= Goal =
Copy the rows from the start through the line that contains "- section-header: 今日", swapping "wifi-icon" for "wireless-icon" and changing nothing else.

++++++++++++++++++++

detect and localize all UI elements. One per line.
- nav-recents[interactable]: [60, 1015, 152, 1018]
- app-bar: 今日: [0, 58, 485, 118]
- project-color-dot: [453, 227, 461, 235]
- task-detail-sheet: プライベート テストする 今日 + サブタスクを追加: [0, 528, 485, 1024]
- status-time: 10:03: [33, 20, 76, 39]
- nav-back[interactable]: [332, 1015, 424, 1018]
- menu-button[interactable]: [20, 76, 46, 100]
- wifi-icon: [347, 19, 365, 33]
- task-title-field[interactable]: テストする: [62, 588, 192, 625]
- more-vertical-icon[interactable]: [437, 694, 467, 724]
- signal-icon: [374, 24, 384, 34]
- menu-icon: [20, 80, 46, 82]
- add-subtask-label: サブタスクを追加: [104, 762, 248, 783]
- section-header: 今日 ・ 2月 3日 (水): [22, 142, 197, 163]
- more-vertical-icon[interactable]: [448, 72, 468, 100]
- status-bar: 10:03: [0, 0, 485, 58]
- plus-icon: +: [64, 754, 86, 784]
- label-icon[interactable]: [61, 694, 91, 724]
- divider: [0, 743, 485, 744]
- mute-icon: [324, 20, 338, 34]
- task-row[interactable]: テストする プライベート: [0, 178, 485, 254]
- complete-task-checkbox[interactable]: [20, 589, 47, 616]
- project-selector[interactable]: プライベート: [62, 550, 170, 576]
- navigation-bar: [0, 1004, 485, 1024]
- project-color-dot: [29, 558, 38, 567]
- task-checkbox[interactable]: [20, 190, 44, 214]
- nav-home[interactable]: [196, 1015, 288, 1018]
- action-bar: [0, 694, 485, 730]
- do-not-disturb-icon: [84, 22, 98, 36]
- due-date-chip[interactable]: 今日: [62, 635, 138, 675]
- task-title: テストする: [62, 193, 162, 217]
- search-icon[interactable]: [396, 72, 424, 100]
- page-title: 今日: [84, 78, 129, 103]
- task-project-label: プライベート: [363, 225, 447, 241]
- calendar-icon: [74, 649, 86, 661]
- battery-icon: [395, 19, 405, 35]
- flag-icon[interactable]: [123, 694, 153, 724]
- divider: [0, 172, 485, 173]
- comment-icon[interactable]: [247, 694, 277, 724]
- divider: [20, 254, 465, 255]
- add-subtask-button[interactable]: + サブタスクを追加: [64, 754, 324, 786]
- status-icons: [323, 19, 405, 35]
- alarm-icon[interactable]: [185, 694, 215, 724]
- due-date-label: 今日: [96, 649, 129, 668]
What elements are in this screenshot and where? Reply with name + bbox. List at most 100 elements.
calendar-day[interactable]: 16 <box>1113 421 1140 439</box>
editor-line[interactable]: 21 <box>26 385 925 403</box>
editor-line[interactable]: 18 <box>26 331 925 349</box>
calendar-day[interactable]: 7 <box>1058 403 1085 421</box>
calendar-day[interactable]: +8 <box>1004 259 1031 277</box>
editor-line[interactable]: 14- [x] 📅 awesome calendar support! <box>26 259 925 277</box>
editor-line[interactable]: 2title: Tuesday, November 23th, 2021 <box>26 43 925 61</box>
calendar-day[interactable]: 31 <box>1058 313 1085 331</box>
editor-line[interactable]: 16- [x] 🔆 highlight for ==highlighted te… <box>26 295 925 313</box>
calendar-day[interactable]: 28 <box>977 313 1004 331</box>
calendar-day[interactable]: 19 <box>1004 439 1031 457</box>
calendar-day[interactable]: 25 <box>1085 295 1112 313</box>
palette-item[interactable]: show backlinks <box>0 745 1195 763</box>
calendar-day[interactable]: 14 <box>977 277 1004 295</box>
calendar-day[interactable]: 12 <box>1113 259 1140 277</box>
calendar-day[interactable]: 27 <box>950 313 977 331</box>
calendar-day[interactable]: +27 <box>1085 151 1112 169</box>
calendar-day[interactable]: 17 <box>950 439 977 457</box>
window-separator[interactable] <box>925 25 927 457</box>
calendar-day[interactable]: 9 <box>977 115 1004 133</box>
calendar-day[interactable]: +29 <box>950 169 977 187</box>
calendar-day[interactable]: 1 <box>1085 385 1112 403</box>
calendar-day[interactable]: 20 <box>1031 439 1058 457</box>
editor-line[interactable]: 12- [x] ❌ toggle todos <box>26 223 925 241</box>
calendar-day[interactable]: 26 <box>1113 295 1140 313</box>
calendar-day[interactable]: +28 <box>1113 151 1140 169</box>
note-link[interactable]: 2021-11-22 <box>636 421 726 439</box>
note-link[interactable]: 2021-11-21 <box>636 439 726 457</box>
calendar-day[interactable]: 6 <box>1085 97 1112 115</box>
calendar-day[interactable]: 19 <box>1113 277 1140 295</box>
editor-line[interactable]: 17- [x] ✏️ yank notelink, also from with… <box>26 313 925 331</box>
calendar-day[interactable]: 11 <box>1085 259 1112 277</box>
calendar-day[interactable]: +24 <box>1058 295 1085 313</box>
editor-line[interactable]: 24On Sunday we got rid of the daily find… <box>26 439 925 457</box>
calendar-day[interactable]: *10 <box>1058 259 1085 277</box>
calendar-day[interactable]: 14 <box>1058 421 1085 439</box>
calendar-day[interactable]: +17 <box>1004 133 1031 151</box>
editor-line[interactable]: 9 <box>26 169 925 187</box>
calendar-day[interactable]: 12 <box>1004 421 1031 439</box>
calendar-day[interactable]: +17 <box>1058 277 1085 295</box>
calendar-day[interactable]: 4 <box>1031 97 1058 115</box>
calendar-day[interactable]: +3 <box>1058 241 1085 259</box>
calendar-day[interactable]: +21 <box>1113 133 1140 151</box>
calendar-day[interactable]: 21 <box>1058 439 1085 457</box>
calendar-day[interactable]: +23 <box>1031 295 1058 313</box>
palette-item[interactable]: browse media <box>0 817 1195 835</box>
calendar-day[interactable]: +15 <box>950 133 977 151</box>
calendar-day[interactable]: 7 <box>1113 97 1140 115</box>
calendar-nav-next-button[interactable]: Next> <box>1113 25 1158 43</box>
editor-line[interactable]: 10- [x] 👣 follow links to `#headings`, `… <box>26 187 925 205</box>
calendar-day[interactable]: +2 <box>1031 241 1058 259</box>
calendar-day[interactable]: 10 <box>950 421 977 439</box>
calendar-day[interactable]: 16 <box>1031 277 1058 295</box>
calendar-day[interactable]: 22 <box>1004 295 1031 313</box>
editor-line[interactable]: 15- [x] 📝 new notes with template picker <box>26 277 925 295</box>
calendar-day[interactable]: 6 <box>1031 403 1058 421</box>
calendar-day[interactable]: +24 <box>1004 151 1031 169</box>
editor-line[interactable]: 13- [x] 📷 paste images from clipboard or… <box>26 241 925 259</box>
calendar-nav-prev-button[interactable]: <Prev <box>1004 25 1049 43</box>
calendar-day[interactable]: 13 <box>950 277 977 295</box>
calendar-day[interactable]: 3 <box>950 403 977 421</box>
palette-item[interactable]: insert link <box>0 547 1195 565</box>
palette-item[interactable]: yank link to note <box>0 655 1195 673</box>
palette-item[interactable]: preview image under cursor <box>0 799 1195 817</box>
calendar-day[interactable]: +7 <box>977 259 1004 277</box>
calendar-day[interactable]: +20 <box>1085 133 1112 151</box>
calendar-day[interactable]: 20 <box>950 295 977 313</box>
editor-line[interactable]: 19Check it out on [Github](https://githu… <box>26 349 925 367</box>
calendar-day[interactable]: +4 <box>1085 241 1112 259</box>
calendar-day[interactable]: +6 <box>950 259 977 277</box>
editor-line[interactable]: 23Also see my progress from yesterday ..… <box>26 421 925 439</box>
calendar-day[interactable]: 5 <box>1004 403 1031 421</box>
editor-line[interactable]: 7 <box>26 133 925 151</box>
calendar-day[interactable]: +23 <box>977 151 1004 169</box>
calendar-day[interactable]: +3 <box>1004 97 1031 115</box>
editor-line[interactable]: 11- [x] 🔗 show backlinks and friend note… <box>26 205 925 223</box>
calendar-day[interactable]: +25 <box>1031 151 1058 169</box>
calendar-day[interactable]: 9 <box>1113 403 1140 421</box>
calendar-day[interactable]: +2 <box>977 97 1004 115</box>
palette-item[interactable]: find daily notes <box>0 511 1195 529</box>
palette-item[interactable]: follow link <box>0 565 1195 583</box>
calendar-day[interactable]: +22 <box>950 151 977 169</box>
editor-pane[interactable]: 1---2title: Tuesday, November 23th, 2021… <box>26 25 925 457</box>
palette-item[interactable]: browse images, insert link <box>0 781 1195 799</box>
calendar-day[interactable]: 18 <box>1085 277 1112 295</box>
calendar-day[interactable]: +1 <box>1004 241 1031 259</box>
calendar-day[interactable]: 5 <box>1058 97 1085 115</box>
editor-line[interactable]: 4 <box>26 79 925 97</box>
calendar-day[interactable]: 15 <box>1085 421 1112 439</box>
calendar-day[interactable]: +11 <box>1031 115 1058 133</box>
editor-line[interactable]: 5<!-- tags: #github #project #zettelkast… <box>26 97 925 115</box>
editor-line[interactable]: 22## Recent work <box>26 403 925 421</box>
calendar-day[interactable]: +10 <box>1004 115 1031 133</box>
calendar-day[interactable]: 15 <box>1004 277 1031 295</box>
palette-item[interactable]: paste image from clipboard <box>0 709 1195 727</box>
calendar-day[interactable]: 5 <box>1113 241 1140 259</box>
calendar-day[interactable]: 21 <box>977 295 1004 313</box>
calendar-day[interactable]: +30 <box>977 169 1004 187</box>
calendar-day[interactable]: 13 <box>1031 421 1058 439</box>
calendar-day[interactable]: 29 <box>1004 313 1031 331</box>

++++++++++++++++++++

= Result of this task =
detect and localize all UI elements. One per line.
- nav-recents[interactable]: [60, 1015, 152, 1018]
- app-bar: 今日: [0, 58, 485, 118]
- project-color-dot: [453, 227, 461, 235]
- task-detail-sheet: プライベート テストする 今日 + サブタスクを追加: [0, 528, 485, 1024]
- status-time: 10:03: [33, 20, 76, 39]
- nav-back[interactable]: [332, 1015, 424, 1018]
- menu-button[interactable]: [20, 76, 46, 100]
- wireless-icon: [347, 19, 365, 33]
- task-title-field[interactable]: テストする: [62, 588, 192, 625]
- more-vertical-icon[interactable]: [437, 694, 467, 724]
- signal-icon: [374, 24, 384, 34]
- menu-icon: [20, 80, 46, 82]
- add-subtask-label: サブタスクを追加: [104, 762, 248, 783]
- section-header: 今日 ・ 2月 3日 (水): [22, 142, 197, 163]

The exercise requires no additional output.